▶ [Data lines]
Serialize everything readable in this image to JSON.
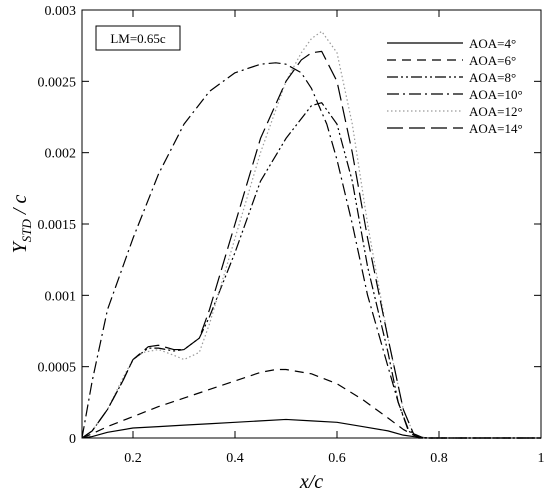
{
  "chart_data": {
    "type": "line",
    "xlabel": "x/c",
    "ylabel": "Y_STD / c",
    "xlim": [
      0.1,
      1.0
    ],
    "ylim": [
      0,
      0.003
    ],
    "xticks": [
      0.2,
      0.4,
      0.6,
      0.8,
      1
    ],
    "xtick_labels": [
      "0.2",
      "0.4",
      "0.6",
      "0.8",
      "1"
    ],
    "yticks": [
      0,
      0.0005,
      0.001,
      0.0015,
      0.002,
      0.0025,
      0.003
    ],
    "ytick_labels": [
      "0",
      "0.0005",
      "0.001",
      "0.0015",
      "0.002",
      "0.0025",
      "0.003"
    ],
    "annotation": "LM=0.65c",
    "legend_position": "top-right",
    "grid": false,
    "series": [
      {
        "name": "AOA=4°",
        "dash": "solid",
        "points": [
          [
            0.1,
            0
          ],
          [
            0.12,
            1e-05
          ],
          [
            0.15,
            4e-05
          ],
          [
            0.2,
            7e-05
          ],
          [
            0.25,
            8e-05
          ],
          [
            0.3,
            9e-05
          ],
          [
            0.35,
            0.0001
          ],
          [
            0.4,
            0.00011
          ],
          [
            0.45,
            0.00012
          ],
          [
            0.5,
            0.00013
          ],
          [
            0.55,
            0.00012
          ],
          [
            0.6,
            0.00011
          ],
          [
            0.65,
            8e-05
          ],
          [
            0.7,
            5e-05
          ],
          [
            0.73,
            2e-05
          ],
          [
            0.75,
            1e-05
          ],
          [
            0.78,
            0
          ],
          [
            1.0,
            0
          ]
        ]
      },
      {
        "name": "AOA=6°",
        "dash": "dash",
        "points": [
          [
            0.1,
            0
          ],
          [
            0.12,
            3e-05
          ],
          [
            0.15,
            8e-05
          ],
          [
            0.2,
            0.00015
          ],
          [
            0.25,
            0.00022
          ],
          [
            0.3,
            0.00028
          ],
          [
            0.35,
            0.00034
          ],
          [
            0.4,
            0.0004
          ],
          [
            0.45,
            0.00046
          ],
          [
            0.48,
            0.00048
          ],
          [
            0.5,
            0.00048
          ],
          [
            0.55,
            0.00045
          ],
          [
            0.6,
            0.00038
          ],
          [
            0.65,
            0.00027
          ],
          [
            0.7,
            0.00014
          ],
          [
            0.73,
            6e-05
          ],
          [
            0.75,
            2e-05
          ],
          [
            0.77,
            0
          ],
          [
            1.0,
            0
          ]
        ]
      },
      {
        "name": "AOA=8°",
        "dash": "dashdotdot",
        "points": [
          [
            0.1,
            0
          ],
          [
            0.12,
            5e-05
          ],
          [
            0.15,
            0.0002
          ],
          [
            0.18,
            0.0004
          ],
          [
            0.2,
            0.00055
          ],
          [
            0.23,
            0.00063
          ],
          [
            0.25,
            0.00063
          ],
          [
            0.28,
            0.00061
          ],
          [
            0.3,
            0.00062
          ],
          [
            0.33,
            0.0007
          ],
          [
            0.35,
            0.00085
          ],
          [
            0.4,
            0.0013
          ],
          [
            0.45,
            0.0018
          ],
          [
            0.5,
            0.0021
          ],
          [
            0.55,
            0.00233
          ],
          [
            0.57,
            0.00235
          ],
          [
            0.6,
            0.0022
          ],
          [
            0.63,
            0.0018
          ],
          [
            0.66,
            0.0012
          ],
          [
            0.7,
            0.0006
          ],
          [
            0.72,
            0.00025
          ],
          [
            0.74,
            5e-05
          ],
          [
            0.76,
            0
          ],
          [
            1.0,
            0
          ]
        ]
      },
      {
        "name": "AOA=10°",
        "dash": "dashdot",
        "points": [
          [
            0.1,
            0
          ],
          [
            0.12,
            0.0004
          ],
          [
            0.15,
            0.0009
          ],
          [
            0.2,
            0.0014
          ],
          [
            0.25,
            0.00185
          ],
          [
            0.3,
            0.0022
          ],
          [
            0.35,
            0.00243
          ],
          [
            0.4,
            0.00256
          ],
          [
            0.45,
            0.00262
          ],
          [
            0.48,
            0.00263
          ],
          [
            0.5,
            0.00262
          ],
          [
            0.53,
            0.00256
          ],
          [
            0.55,
            0.00245
          ],
          [
            0.58,
            0.0022
          ],
          [
            0.6,
            0.00195
          ],
          [
            0.63,
            0.0015
          ],
          [
            0.66,
            0.001
          ],
          [
            0.7,
            0.0005
          ],
          [
            0.72,
            0.00025
          ],
          [
            0.74,
            6e-05
          ],
          [
            0.76,
            0
          ],
          [
            1.0,
            0
          ]
        ]
      },
      {
        "name": "AOA=12°",
        "dash": "dot",
        "points": [
          [
            0.1,
            0
          ],
          [
            0.12,
            5e-05
          ],
          [
            0.15,
            0.0002
          ],
          [
            0.18,
            0.00042
          ],
          [
            0.2,
            0.00055
          ],
          [
            0.22,
            0.0006
          ],
          [
            0.25,
            0.00062
          ],
          [
            0.28,
            0.00058
          ],
          [
            0.3,
            0.00055
          ],
          [
            0.33,
            0.0006
          ],
          [
            0.35,
            0.0008
          ],
          [
            0.4,
            0.0014
          ],
          [
            0.45,
            0.002
          ],
          [
            0.5,
            0.0025
          ],
          [
            0.53,
            0.0027
          ],
          [
            0.55,
            0.0028
          ],
          [
            0.57,
            0.00285
          ],
          [
            0.6,
            0.0027
          ],
          [
            0.63,
            0.0022
          ],
          [
            0.66,
            0.0015
          ],
          [
            0.7,
            0.0007
          ],
          [
            0.73,
            0.0002
          ],
          [
            0.75,
            3e-05
          ],
          [
            0.77,
            0
          ],
          [
            1.0,
            0
          ]
        ]
      },
      {
        "name": "AOA=14°",
        "dash": "longdash",
        "points": [
          [
            0.1,
            0
          ],
          [
            0.12,
            5e-05
          ],
          [
            0.15,
            0.0002
          ],
          [
            0.18,
            0.0004
          ],
          [
            0.2,
            0.00055
          ],
          [
            0.23,
            0.00064
          ],
          [
            0.25,
            0.00065
          ],
          [
            0.28,
            0.00062
          ],
          [
            0.3,
            0.00062
          ],
          [
            0.33,
            0.0007
          ],
          [
            0.35,
            0.0009
          ],
          [
            0.4,
            0.0015
          ],
          [
            0.45,
            0.0021
          ],
          [
            0.5,
            0.0025
          ],
          [
            0.53,
            0.00265
          ],
          [
            0.55,
            0.0027
          ],
          [
            0.57,
            0.00271
          ],
          [
            0.6,
            0.0025
          ],
          [
            0.63,
            0.002
          ],
          [
            0.66,
            0.0014
          ],
          [
            0.7,
            0.0007
          ],
          [
            0.73,
            0.0002
          ],
          [
            0.75,
            3e-05
          ],
          [
            0.77,
            0
          ],
          [
            1.0,
            0
          ]
        ]
      }
    ]
  }
}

▶ [Exercise details] Quote every entry exactly, with the pictures omitted.

▶ [Task answer]
Serialize everything readable in this image to JSON.
{
  "chart_data": {
    "type": "line",
    "xlabel": "x/c",
    "ylabel": "Y_STD / c",
    "xlim": [
      0.1,
      1.0
    ],
    "ylim": [
      0,
      0.003
    ],
    "xticks": [
      0.2,
      0.4,
      0.6,
      0.8,
      1
    ],
    "xtick_labels": [
      "0.2",
      "0.4",
      "0.6",
      "0.8",
      "1"
    ],
    "yticks": [
      0,
      0.0005,
      0.001,
      0.0015,
      0.002,
      0.0025,
      0.003
    ],
    "ytick_labels": [
      "0",
      "0.0005",
      "0.001",
      "0.0015",
      "0.002",
      "0.0025",
      "0.003"
    ],
    "annotation": "LM=0.65c",
    "legend_position": "top-right",
    "grid": false,
    "series": [
      {
        "name": "AOA=4°",
        "dash": "solid",
        "points": [
          [
            0.1,
            0
          ],
          [
            0.12,
            1e-05
          ],
          [
            0.15,
            4e-05
          ],
          [
            0.2,
            7e-05
          ],
          [
            0.25,
            8e-05
          ],
          [
            0.3,
            9e-05
          ],
          [
            0.35,
            0.0001
          ],
          [
            0.4,
            0.00011
          ],
          [
            0.45,
            0.00012
          ],
          [
            0.5,
            0.00013
          ],
          [
            0.55,
            0.00012
          ],
          [
            0.6,
            0.00011
          ],
          [
            0.65,
            8e-05
          ],
          [
            0.7,
            5e-05
          ],
          [
            0.73,
            2e-05
          ],
          [
            0.75,
            1e-05
          ],
          [
            0.78,
            0
          ],
          [
            1.0,
            0
          ]
        ]
      },
      {
        "name": "AOA=6°",
        "dash": "dash",
        "points": [
          [
            0.1,
            0
          ],
          [
            0.12,
            3e-05
          ],
          [
            0.15,
            8e-05
          ],
          [
            0.2,
            0.00015
          ],
          [
            0.25,
            0.00022
          ],
          [
            0.3,
            0.00028
          ],
          [
            0.35,
            0.00034
          ],
          [
            0.4,
            0.0004
          ],
          [
            0.45,
            0.00046
          ],
          [
            0.48,
            0.00048
          ],
          [
            0.5,
            0.00048
          ],
          [
            0.55,
            0.00045
          ],
          [
            0.6,
            0.00038
          ],
          [
            0.65,
            0.00027
          ],
          [
            0.7,
            0.00014
          ],
          [
            0.73,
            6e-05
          ],
          [
            0.75,
            2e-05
          ],
          [
            0.77,
            0
          ],
          [
            1.0,
            0
          ]
        ]
      },
      {
        "name": "AOA=8°",
        "dash": "dashdotdot",
        "points": [
          [
            0.1,
            0
          ],
          [
            0.12,
            5e-05
          ],
          [
            0.15,
            0.0002
          ],
          [
            0.18,
            0.0004
          ],
          [
            0.2,
            0.00055
          ],
          [
            0.23,
            0.00063
          ],
          [
            0.25,
            0.00063
          ],
          [
            0.28,
            0.00061
          ],
          [
            0.3,
            0.00062
          ],
          [
            0.33,
            0.0007
          ],
          [
            0.35,
            0.00085
          ],
          [
            0.4,
            0.0013
          ],
          [
            0.45,
            0.0018
          ],
          [
            0.5,
            0.0021
          ],
          [
            0.55,
            0.00233
          ],
          [
            0.57,
            0.00235
          ],
          [
            0.6,
            0.0022
          ],
          [
            0.63,
            0.0018
          ],
          [
            0.66,
            0.0012
          ],
          [
            0.7,
            0.0006
          ],
          [
            0.72,
            0.00025
          ],
          [
            0.74,
            5e-05
          ],
          [
            0.76,
            0
          ],
          [
            1.0,
            0
          ]
        ]
      },
      {
        "name": "AOA=10°",
        "dash": "dashdot",
        "points": [
          [
            0.1,
            0
          ],
          [
            0.12,
            0.0004
          ],
          [
            0.15,
            0.0009
          ],
          [
            0.2,
            0.0014
          ],
          [
            0.25,
            0.00185
          ],
          [
            0.3,
            0.0022
          ],
          [
            0.35,
            0.00243
          ],
          [
            0.4,
            0.00256
          ],
          [
            0.45,
            0.00262
          ],
          [
            0.48,
            0.00263
          ],
          [
            0.5,
            0.00262
          ],
          [
            0.53,
            0.00256
          ],
          [
            0.55,
            0.00245
          ],
          [
            0.58,
            0.0022
          ],
          [
            0.6,
            0.00195
          ],
          [
            0.63,
            0.0015
          ],
          [
            0.66,
            0.001
          ],
          [
            0.7,
            0.0005
          ],
          [
            0.72,
            0.00025
          ],
          [
            0.74,
            6e-05
          ],
          [
            0.76,
            0
          ],
          [
            1.0,
            0
          ]
        ]
      },
      {
        "name": "AOA=12°",
        "dash": "dot",
        "points": [
          [
            0.1,
            0
          ],
          [
            0.12,
            5e-05
          ],
          [
            0.15,
            0.0002
          ],
          [
            0.18,
            0.00042
          ],
          [
            0.2,
            0.00055
          ],
          [
            0.22,
            0.0006
          ],
          [
            0.25,
            0.00062
          ],
          [
            0.28,
            0.00058
          ],
          [
            0.3,
            0.00055
          ],
          [
            0.33,
            0.0006
          ],
          [
            0.35,
            0.0008
          ],
          [
            0.4,
            0.0014
          ],
          [
            0.45,
            0.002
          ],
          [
            0.5,
            0.0025
          ],
          [
            0.53,
            0.0027
          ],
          [
            0.55,
            0.0028
          ],
          [
            0.57,
            0.00285
          ],
          [
            0.6,
            0.0027
          ],
          [
            0.63,
            0.0022
          ],
          [
            0.66,
            0.0015
          ],
          [
            0.7,
            0.0007
          ],
          [
            0.73,
            0.0002
          ],
          [
            0.75,
            3e-05
          ],
          [
            0.77,
            0
          ],
          [
            1.0,
            0
          ]
        ]
      },
      {
        "name": "AOA=14°",
        "dash": "longdash",
        "points": [
          [
            0.1,
            0
          ],
          [
            0.12,
            5e-05
          ],
          [
            0.15,
            0.0002
          ],
          [
            0.18,
            0.0004
          ],
          [
            0.2,
            0.00055
          ],
          [
            0.23,
            0.00064
          ],
          [
            0.25,
            0.00065
          ],
          [
            0.28,
            0.00062
          ],
          [
            0.3,
            0.00062
          ],
          [
            0.33,
            0.0007
          ],
          [
            0.35,
            0.0009
          ],
          [
            0.4,
            0.0015
          ],
          [
            0.45,
            0.0021
          ],
          [
            0.5,
            0.0025
          ],
          [
            0.53,
            0.00265
          ],
          [
            0.55,
            0.0027
          ],
          [
            0.57,
            0.00271
          ],
          [
            0.6,
            0.0025
          ],
          [
            0.63,
            0.002
          ],
          [
            0.66,
            0.0014
          ],
          [
            0.7,
            0.0007
          ],
          [
            0.73,
            0.0002
          ],
          [
            0.75,
            3e-05
          ],
          [
            0.77,
            0
          ],
          [
            1.0,
            0
          ]
        ]
      }
    ]
  }
}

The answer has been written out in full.